━━━━━ DATA PROVIDED

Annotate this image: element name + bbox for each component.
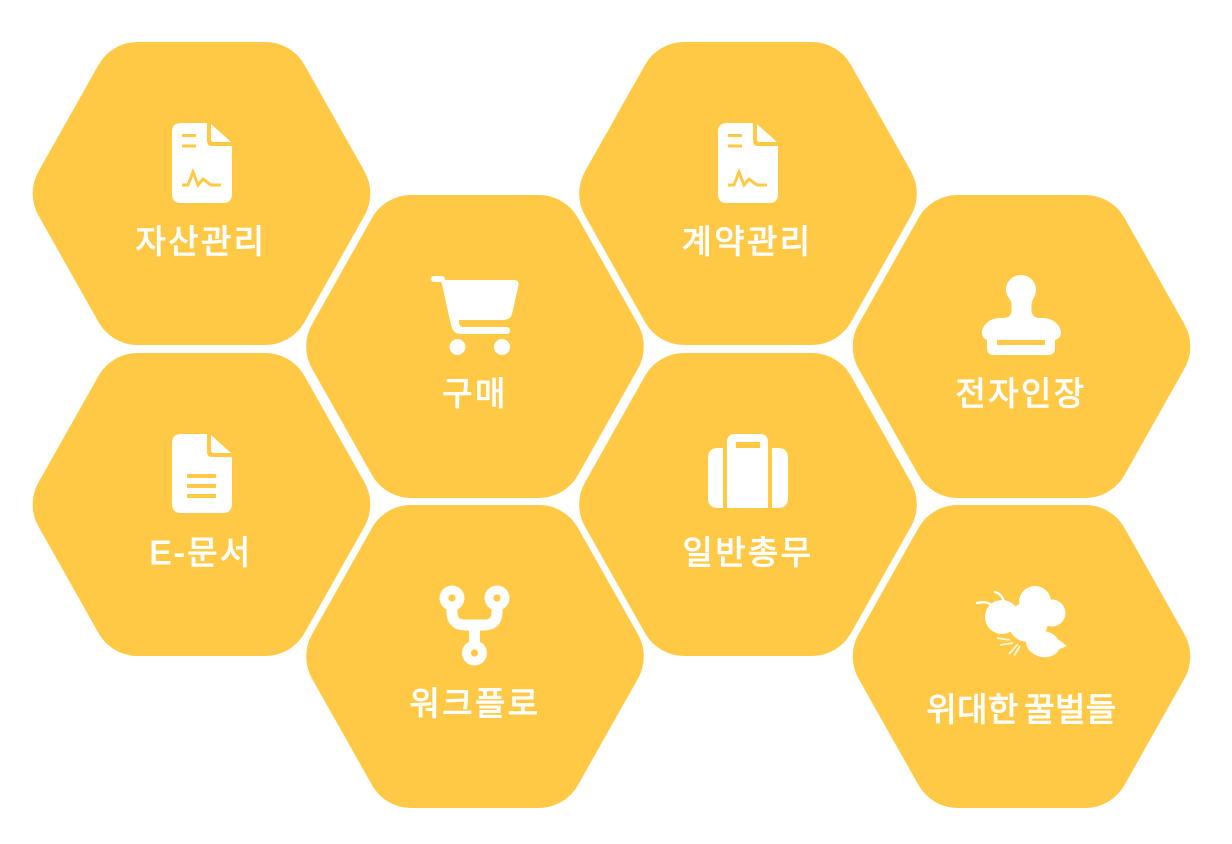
label: 전자인장 bbox=[955, 375, 1087, 412]
icon: document bbox=[172, 434, 232, 513]
label: 위대한 꿀벌들 bbox=[926, 691, 1117, 728]
hexagon: 일반총무 bbox=[579, 353, 917, 656]
label: 구매 bbox=[442, 375, 508, 412]
hexagon: 전자인장 bbox=[853, 195, 1190, 498]
hexagon: 워크플로 bbox=[306, 505, 644, 808]
label: 워크플로 bbox=[409, 685, 541, 722]
hexagon: E-문서 bbox=[33, 353, 370, 656]
icon: stamp bbox=[982, 275, 1061, 355]
icon: contract document bbox=[718, 123, 778, 203]
label: 계약관리 bbox=[681, 223, 813, 260]
hexagon: 구매 bbox=[306, 195, 644, 498]
icon: suitcase bbox=[708, 434, 788, 508]
icon: bee bbox=[977, 586, 1067, 660]
hexagon: 계약관리 bbox=[579, 42, 917, 345]
hexagon: 위대한 꿀벌들 bbox=[853, 505, 1190, 808]
icon: contract document bbox=[172, 123, 232, 203]
label: 자산관리 bbox=[135, 223, 267, 260]
hexagon: 자산관리 bbox=[33, 42, 370, 345]
icon: shopping cart bbox=[434, 279, 519, 355]
label: 일반총무 bbox=[682, 534, 814, 571]
icon: workflow branch bbox=[440, 586, 510, 666]
label: E-문서 bbox=[149, 534, 253, 571]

━━━━━━━━━━

Retype the rows above, from the line containing "label: 전자인장 bbox=[955, 375, 1087, 412]" through the line containing "icon: contract document bbox=[172, 123, 232, 203]", with both of those lines included and every character left unchanged.

■ RESPONSE ■
label: 전자인장 bbox=[955, 375, 1087, 412]
icon: document bbox=[172, 434, 232, 513]
label: 위대한 꿀벌들 bbox=[926, 691, 1117, 728]
hexagon: 일반총무 bbox=[579, 353, 917, 656]
label: 구매 bbox=[442, 375, 508, 412]
hexagon: 전자인장 bbox=[853, 195, 1190, 498]
hexagon: 워크플로 bbox=[306, 505, 644, 808]
label: 워크플로 bbox=[409, 685, 541, 722]
hexagon: E-문서 bbox=[33, 353, 370, 656]
icon: stamp bbox=[982, 275, 1061, 355]
icon: contract document bbox=[718, 123, 778, 203]
label: 계약관리 bbox=[681, 223, 813, 260]
hexagon: 구매 bbox=[306, 195, 644, 498]
icon: suitcase bbox=[708, 434, 788, 508]
icon: bee bbox=[977, 586, 1067, 660]
hexagon: 계약관리 bbox=[579, 42, 917, 345]
hexagon: 위대한 꿀벌들 bbox=[853, 505, 1190, 808]
icon: contract document bbox=[172, 123, 232, 203]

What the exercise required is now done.